## [To do]
Copy out the material below in full, but not its images.

====== Data section

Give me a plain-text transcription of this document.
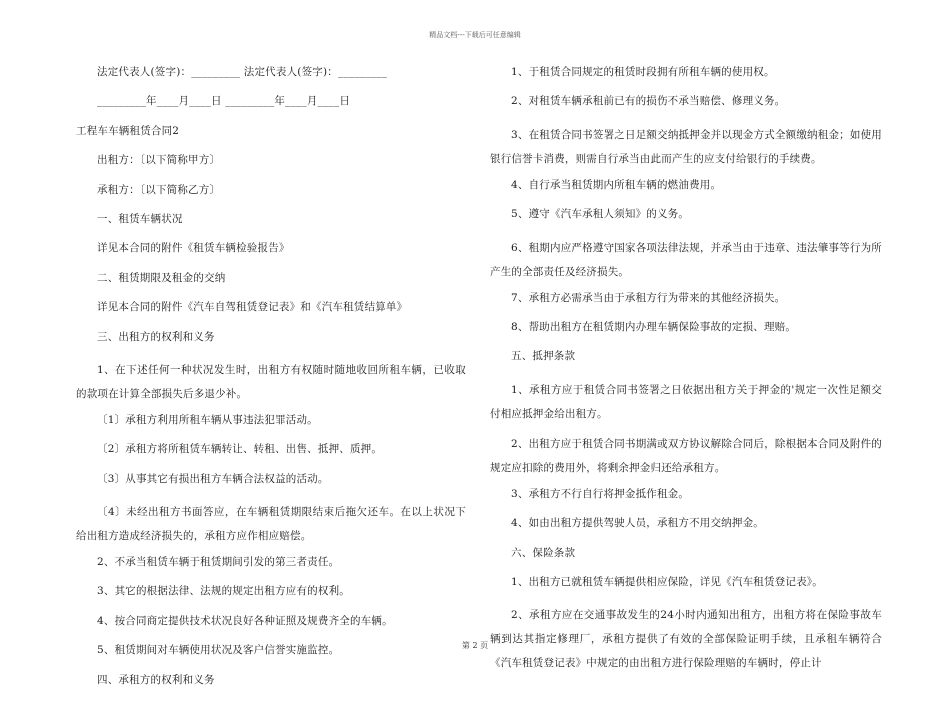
精品文档---下载后可任意编辑

法定代表人(签字)：_________ 法定代表人(签字)：_________

_________年____月____日 _________年____月____日

工程车车辆租赁合同2

出租方：〔以下简称甲方〕

承租方：〔以下简称乙方〕

一、租赁车辆状况

详见本合同的附件《租赁车辆检验报告》

二、租赁期限及租金的交纳

详见本合同的附件《汽车自驾租赁登记表》和《汽车租赁结算单》

三、出租方的权利和义务

1、在下述任何一种状况发生时，出租方有权随时随地收回所租车辆，已收取的款项在计算全部损失后多退少补。

〔1〕承租方利用所租车辆从事违法犯罪活动。

〔2〕承租方将所租赁车辆转让、转租、出售、抵押、质押。

〔3〕从事其它有损出租方车辆合法权益的活动。

〔4〕未经出租方书面答应，在车辆租赁期限结束后拖欠还车。在以上状况下给出租方造成经济损失的，承租方应作相应赔偿。

2、不承当租赁车辆于租赁期间引发的第三者责任。

3、其它的根据法律、法规的规定出租方应有的权利。

4、按合同商定提供技术状况良好各种证照及规费齐全的车辆。

5、租赁期间对车辆使用状况及客户信誉实施监控。

四、承租方的权利和义务

1、于租赁合同规定的租赁时段拥有所租车辆的使用权。

2、对租赁车辆承租前已有的损伤不承当赔偿、修理义务。

3、在租赁合同书签署之日足额交纳抵押金并以现金方式全额缴纳租金；如使用银行信誉卡消费，则需自行承当由此而产生的应支付给银行的手续费。

4、自行承当租赁期内所租车辆的燃油费用。

5、遵守《汽车承租人须知》的义务。

6、租期内应严格遵守国家各项法律法规，并承当由于违章、违法肇事等行为所产生的全部责任及经济损失。

7、承租方必需承当由于承租方行为带来的其他经济损失。

8、帮助出租方在租赁期内办理车辆保险事故的定损、理赔。

五、抵押条款

1、承租方应于租赁合同书签署之日依据出租方关于押金的'规定一次性足额交付相应抵押金给出租方。

2、出租方应于租赁合同书期满或双方协议解除合同后，除根据本合同及附件的规定应扣除的费用外，将剩余押金归还给承租方。

3、承租方不行自行将押金抵作租金。

4、如由出租方提供驾驶人员，承租方不用交纳押金。

六、保险条款

1、出租方已就租赁车辆提供相应保险，详见《汽车租赁登记表》。

2、承租方应在交通事故发生的24小时内通知出租方，出租方将在保险事故车辆到达其指定修理厂，承租方提供了有效的全部保险证明手续，且承租车辆符合《汽车租赁登记表》中规定的由出租方进行保险理赔的车辆时，停止计

第 2 页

============

## [Full answer]
Give me a plain-text transcription of this document.
精品文档---下载后可任意编辑

法定代表人(签字)：_________ 法定代表人(签字)：_________

_________年____月____日 _________年____月____日

工程车车辆租赁合同2

出租方：〔以下简称甲方〕

承租方：〔以下简称乙方〕

一、租赁车辆状况

详见本合同的附件《租赁车辆检验报告》

二、租赁期限及租金的交纳

详见本合同的附件《汽车自驾租赁登记表》和《汽车租赁结算单》

三、出租方的权利和义务

1、在下述任何一种状况发生时，出租方有权随时随地收回所租车辆，已收取的款项在计算全部损失后多退少补。

〔1〕承租方利用所租车辆从事违法犯罪活动。

〔2〕承租方将所租赁车辆转让、转租、出售、抵押、质押。

〔3〕从事其它有损出租方车辆合法权益的活动。

〔4〕未经出租方书面答应，在车辆租赁期限结束后拖欠还车。在以上状况下给出租方造成经济损失的，承租方应作相应赔偿。

2、不承当租赁车辆于租赁期间引发的第三者责任。

3、其它的根据法律、法规的规定出租方应有的权利。

4、按合同商定提供技术状况良好各种证照及规费齐全的车辆。

5、租赁期间对车辆使用状况及客户信誉实施监控。

四、承租方的权利和义务

1、于租赁合同规定的租赁时段拥有所租车辆的使用权。

2、对租赁车辆承租前已有的损伤不承当赔偿、修理义务。

3、在租赁合同书签署之日足额交纳抵押金并以现金方式全额缴纳租金；如使用银行信誉卡消费，则需自行承当由此而产生的应支付给银行的手续费。

4、自行承当租赁期内所租车辆的燃油费用。

5、遵守《汽车承租人须知》的义务。

6、租期内应严格遵守国家各项法律法规，并承当由于违章、违法肇事等行为所产生的全部责任及经济损失。

7、承租方必需承当由于承租方行为带来的其他经济损失。

8、帮助出租方在租赁期内办理车辆保险事故的定损、理赔。

五、抵押条款

1、承租方应于租赁合同书签署之日依据出租方关于押金的'规定一次性足额交付相应抵押金给出租方。

2、出租方应于租赁合同书期满或双方协议解除合同后，除根据本合同及附件的规定应扣除的费用外，将剩余押金归还给承租方。

3、承租方不行自行将押金抵作租金。

4、如由出租方提供驾驶人员，承租方不用交纳押金。

六、保险条款

1、出租方已就租赁车辆提供相应保险，详见《汽车租赁登记表》。

2、承租方应在交通事故发生的24小时内通知出租方，出租方将在保险事故车辆到达其指定修理厂，承租方提供了有效的全部保险证明手续，且承租车辆符合《汽车租赁登记表》中规定的由出租方进行保险理赔的车辆时，停止计

第 2 页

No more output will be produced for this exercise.